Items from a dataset
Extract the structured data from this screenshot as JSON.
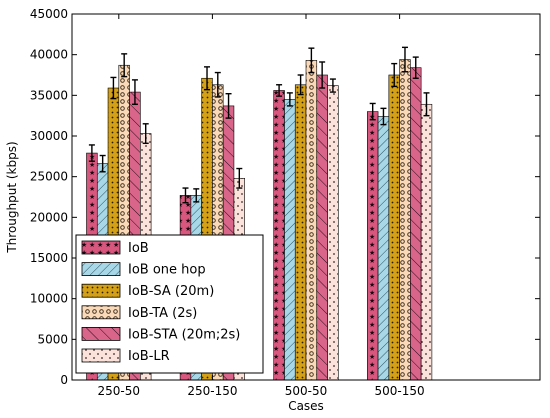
{
  "chart_data": {
    "type": "bar",
    "title": "",
    "xlabel": "Cases",
    "ylabel": "Throughput (kbps)",
    "ylim": [
      0,
      45000
    ],
    "yticks": [
      0,
      5000,
      10000,
      15000,
      20000,
      25000,
      30000,
      35000,
      40000,
      45000
    ],
    "categories": [
      "250-50",
      "250-150",
      "500-50",
      "500-150"
    ],
    "grid": false,
    "legend_position": "bottom-left",
    "series": [
      {
        "name": "IoB",
        "color": "#d9577f",
        "pattern": "stars",
        "values": [
          27900,
          22700,
          35600,
          33000
        ],
        "errors": [
          1000,
          900,
          700,
          1000
        ]
      },
      {
        "name": "IoB one hop",
        "color": "#a8d8e8",
        "pattern": "diagonal-lines",
        "values": [
          26600,
          22700,
          34500,
          32400
        ],
        "errors": [
          1000,
          800,
          800,
          1000
        ]
      },
      {
        "name": "IoB-SA (20m)",
        "color": "#d4a017",
        "pattern": "small-dots",
        "values": [
          35900,
          37100,
          36300,
          37500
        ],
        "errors": [
          1300,
          1400,
          1200,
          1400
        ]
      },
      {
        "name": "IoB-TA (2s)",
        "color": "#f9d9b8",
        "pattern": "circles",
        "values": [
          38700,
          36300,
          39300,
          39400
        ],
        "errors": [
          1400,
          1500,
          1500,
          1500
        ]
      },
      {
        "name": "IoB-STA (20m;2s)",
        "color": "#d9668a",
        "pattern": "back-diagonal-lines",
        "values": [
          35400,
          33700,
          37500,
          38400
        ],
        "errors": [
          1500,
          1500,
          1600,
          1300
        ]
      },
      {
        "name": "IoB-LR",
        "color": "#fbe2da",
        "pattern": "sparse-dots",
        "values": [
          30300,
          24800,
          36200,
          33900
        ],
        "errors": [
          1200,
          1200,
          800,
          1400
        ]
      }
    ]
  }
}
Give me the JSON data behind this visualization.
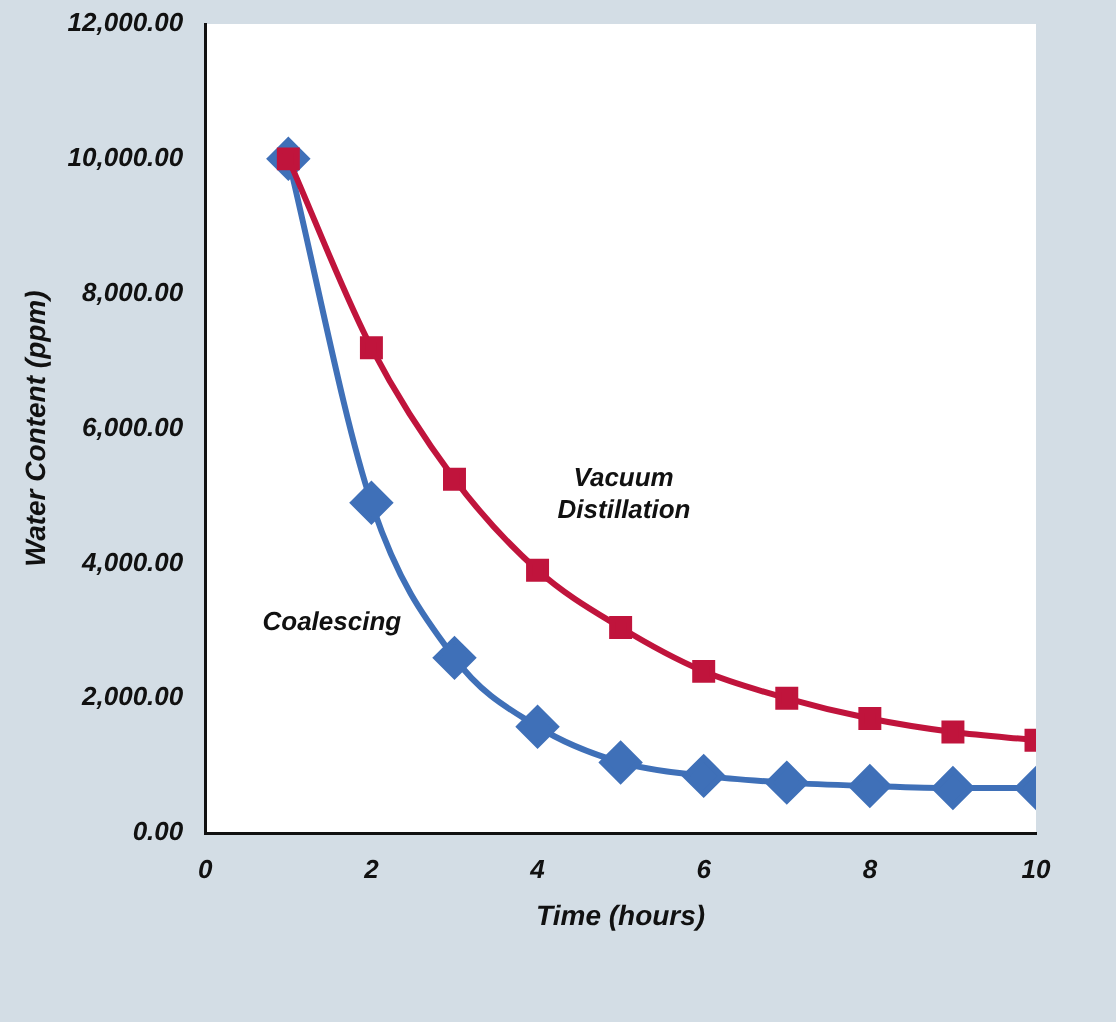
{
  "chart_data": {
    "type": "line",
    "xlabel": "Time (hours)",
    "ylabel": "Water Content (ppm)",
    "x": [
      1,
      2,
      3,
      4,
      5,
      6,
      7,
      8,
      9,
      10
    ],
    "series": [
      {
        "name": "Vacuum Distillation",
        "color": "#c0143c",
        "marker": "square",
        "values": [
          10000,
          7200,
          5250,
          3900,
          3050,
          2400,
          2000,
          1700,
          1500,
          1380
        ]
      },
      {
        "name": "Coalescing",
        "color": "#3f70b8",
        "marker": "diamond",
        "values": [
          10000,
          4900,
          2600,
          1580,
          1050,
          850,
          750,
          700,
          670,
          670
        ]
      }
    ],
    "xlim": [
      0,
      10
    ],
    "xticks": [
      0,
      2,
      4,
      6,
      8,
      10
    ],
    "ylim": [
      0,
      12000
    ],
    "yticks": [
      {
        "value": 0,
        "label": "0.00"
      },
      {
        "value": 2000,
        "label": "2,000.00"
      },
      {
        "value": 4000,
        "label": "4,000.00"
      },
      {
        "value": 6000,
        "label": "6,000.00"
      },
      {
        "value": 8000,
        "label": "8,000.00"
      },
      {
        "value": 10000,
        "label": "10,000.00"
      },
      {
        "value": 12000,
        "label": "12,000.00"
      }
    ],
    "grid": false,
    "legend": false
  }
}
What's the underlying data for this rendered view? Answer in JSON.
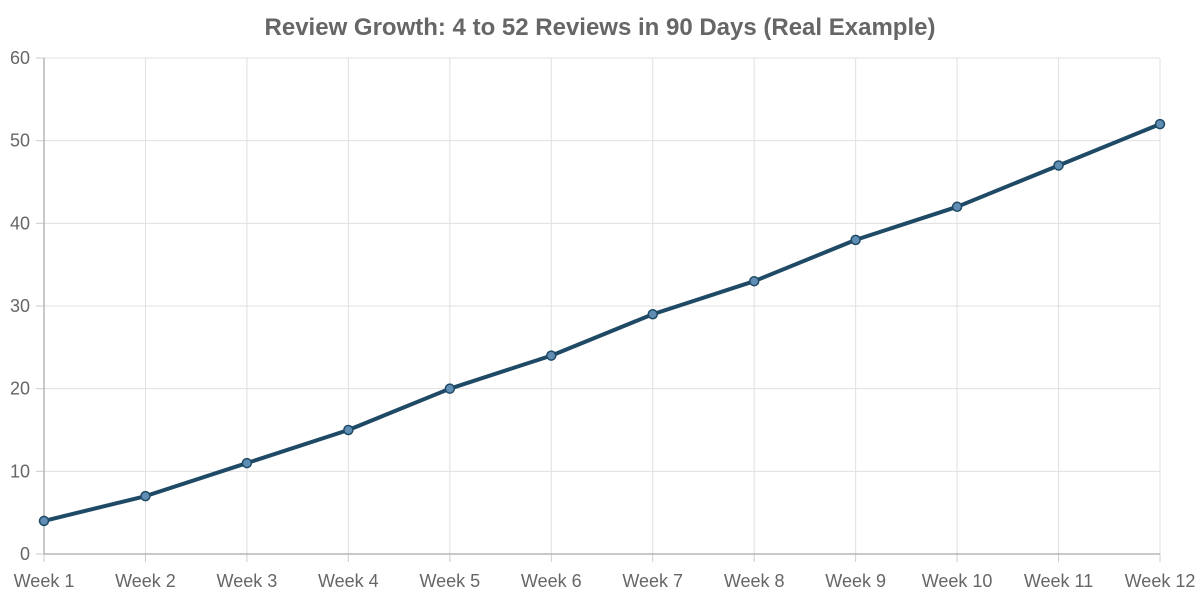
{
  "chart_data": {
    "type": "line",
    "title": "Review Growth: 4 to 52 Reviews in 90 Days (Real Example)",
    "xlabel": "",
    "ylabel": "",
    "categories": [
      "Week 1",
      "Week 2",
      "Week 3",
      "Week 4",
      "Week 5",
      "Week 6",
      "Week 7",
      "Week 8",
      "Week 9",
      "Week 10",
      "Week 11",
      "Week 12"
    ],
    "series": [
      {
        "values": [
          4,
          7,
          11,
          15,
          20,
          24,
          29,
          33,
          38,
          42,
          47,
          52
        ],
        "color": "#1f4a66",
        "point_fill": "#5f8db3"
      }
    ],
    "ylim": [
      0,
      60
    ],
    "yticks": [
      0,
      10,
      20,
      30,
      40,
      50,
      60
    ],
    "grid": true,
    "legend": "none"
  }
}
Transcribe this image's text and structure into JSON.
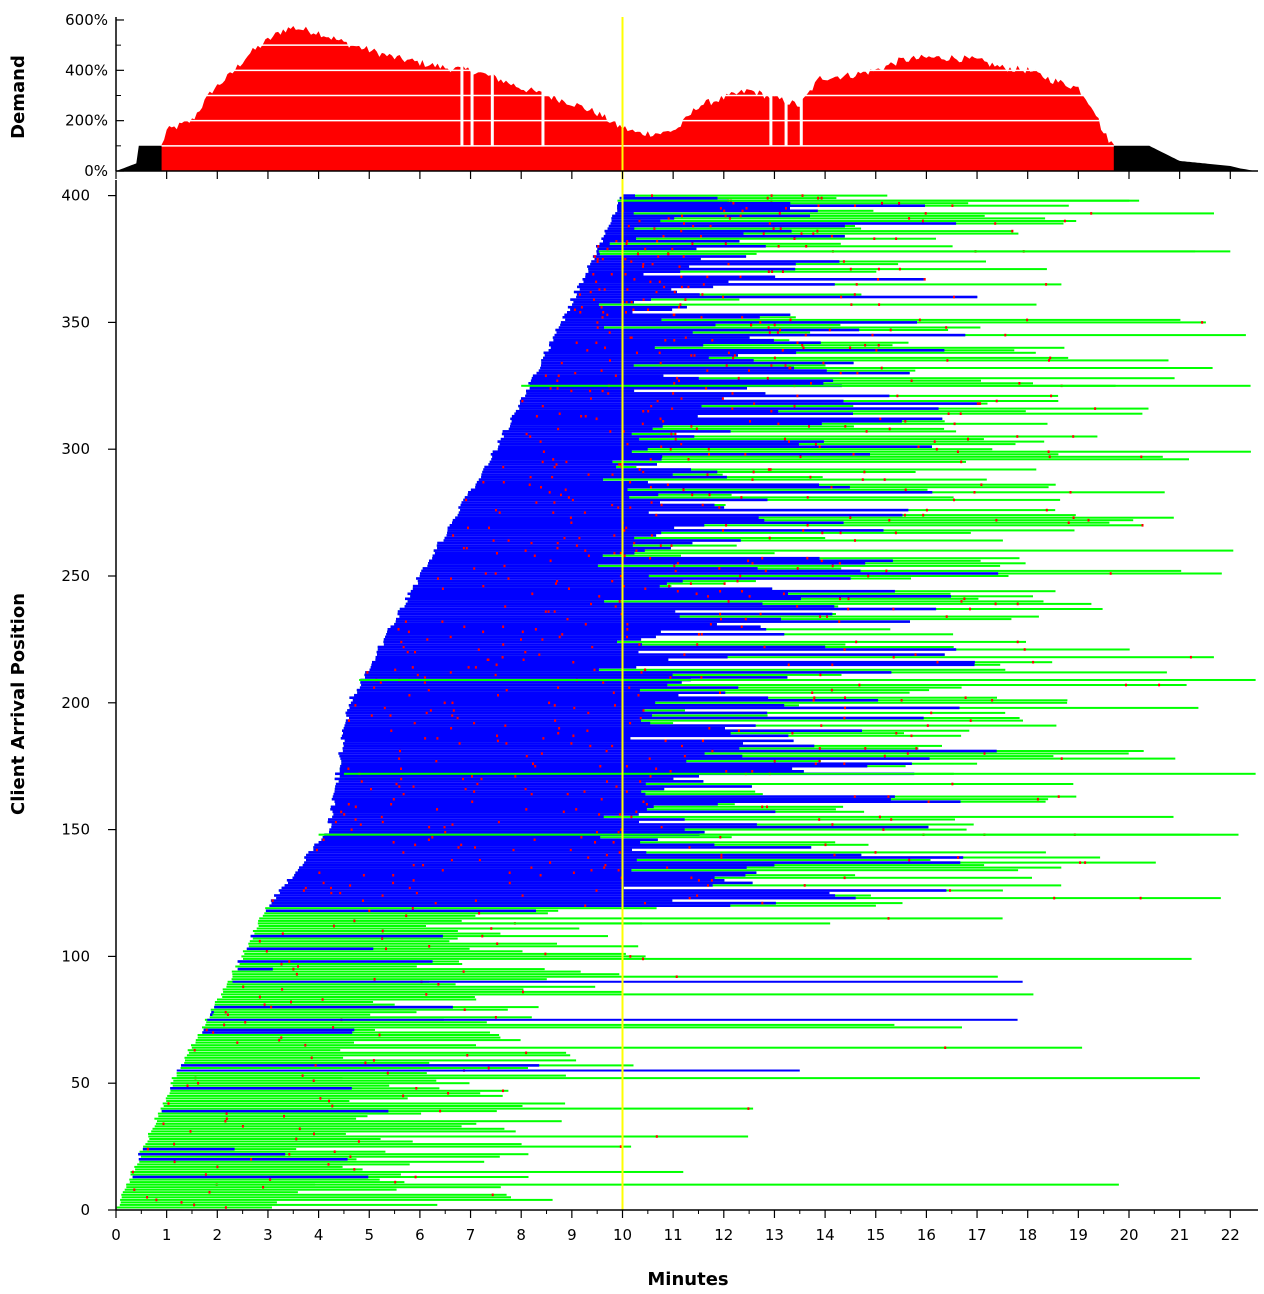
{
  "chart_data": [
    {
      "type": "area",
      "panel": "demand",
      "ylabel": "Demand",
      "ylim_percent": [
        0,
        600
      ],
      "yticks": [
        "0%",
        "200%",
        "400%",
        "600%"
      ],
      "grid_lines_percent": [
        100,
        200,
        300,
        400,
        500
      ],
      "grid": true,
      "series": [
        {
          "color": "#000000",
          "x_minutes": [
            0,
            0.4,
            0.45,
            20.4,
            20.6,
            21,
            21.5,
            22,
            22.2,
            22.5
          ],
          "values_percent": [
            0,
            30,
            100,
            100,
            80,
            40,
            30,
            20,
            10,
            0
          ]
        },
        {
          "color": "#ff0000",
          "x_minutes": [
            0.9,
            1,
            1.5,
            1.9,
            2.3,
            2.6,
            3,
            3.3,
            3.5,
            4,
            4.5,
            5,
            5.5,
            6,
            6.5,
            7,
            7.5,
            8,
            8.5,
            9,
            9.5,
            9.9,
            10.3,
            10.8,
            11.1,
            11.5,
            12,
            12.5,
            13,
            13.5,
            13.9,
            14.5,
            15,
            15.5,
            16,
            16.5,
            17,
            17.5,
            18,
            18.5,
            19,
            19.3,
            19.5,
            19.7
          ],
          "values_percent": [
            100,
            160,
            200,
            320,
            390,
            460,
            520,
            560,
            570,
            550,
            510,
            480,
            450,
            430,
            410,
            400,
            370,
            330,
            300,
            270,
            230,
            180,
            150,
            150,
            170,
            260,
            290,
            320,
            290,
            260,
            370,
            380,
            400,
            440,
            450,
            450,
            440,
            410,
            400,
            360,
            330,
            250,
            150,
            100
          ]
        }
      ],
      "x_mark_minutes": 10,
      "x_mark_color": "#ffff00"
    },
    {
      "type": "range-bars",
      "panel": "clients",
      "xlabel": "Minutes",
      "ylabel": "Client Arrival Position",
      "xlim": [
        0,
        22.5
      ],
      "ylim": [
        0,
        400
      ],
      "xticks": [
        "0",
        "1",
        "2",
        "3",
        "4",
        "5",
        "6",
        "7",
        "8",
        "9",
        "10",
        "11",
        "12",
        "13",
        "14",
        "15",
        "16",
        "17",
        "18",
        "19",
        "20",
        "21",
        "22"
      ],
      "yticks": [
        "0",
        "50",
        "100",
        "150",
        "200",
        "250",
        "300",
        "350",
        "400"
      ],
      "colors": {
        "waiting": "#0000ff",
        "playing": "#00ff00",
        "event": "#ff0000",
        "marker": "#ffff00"
      },
      "x_mark_minutes": 10,
      "arrival_curve": {
        "position": [
          0,
          50,
          100,
          120,
          130,
          150,
          200,
          250,
          300,
          350,
          400
        ],
        "arrival_minute": [
          0,
          1.1,
          2.5,
          3.0,
          3.4,
          4.2,
          4.6,
          6.0,
          7.5,
          8.8,
          10.0
        ]
      },
      "sample_rows": [
        {
          "position": 10,
          "start": 0.2,
          "end": 19.8,
          "state": "playing"
        },
        {
          "position": 15,
          "start": 0.4,
          "end": 11.2,
          "state": "playing"
        },
        {
          "position": 52,
          "start": 1.1,
          "end": 21.4,
          "state": "playing"
        },
        {
          "position": 55,
          "start": 1.2,
          "end": 13.5,
          "state": "waiting"
        },
        {
          "position": 75,
          "start": 1.8,
          "end": 17.8,
          "state": "waiting"
        },
        {
          "position": 90,
          "start": 2.3,
          "end": 17.9,
          "state": "waiting"
        },
        {
          "position": 113,
          "start": 2.8,
          "end": 14.1,
          "state": "playing"
        },
        {
          "position": 148,
          "start": 4.0,
          "end": 21.4,
          "state": "playing"
        },
        {
          "position": 172,
          "start": 4.5,
          "end": 22.5,
          "state": "playing"
        },
        {
          "position": 209,
          "start": 4.8,
          "end": 22.5,
          "state": "playing"
        },
        {
          "position": 325,
          "start": 8.0,
          "end": 22.4,
          "state": "playing"
        },
        {
          "position": 378,
          "start": 9.6,
          "end": 22.0,
          "state": "playing"
        },
        {
          "position": 398,
          "start": 9.9,
          "end": 20.2,
          "state": "playing"
        }
      ]
    }
  ]
}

**WORK INSTRUCTIONS**. Each line that has the word "ylabel" should be copied.

**SOLUTION TO THIS TASK**.
    "ylabel": "Throughput (kbps)",
    "ylabel": "Water Content (ppm)",
    "ylabel": "",
      "ylabel": "Demand",
      "ylabel": "Client Arrival Position",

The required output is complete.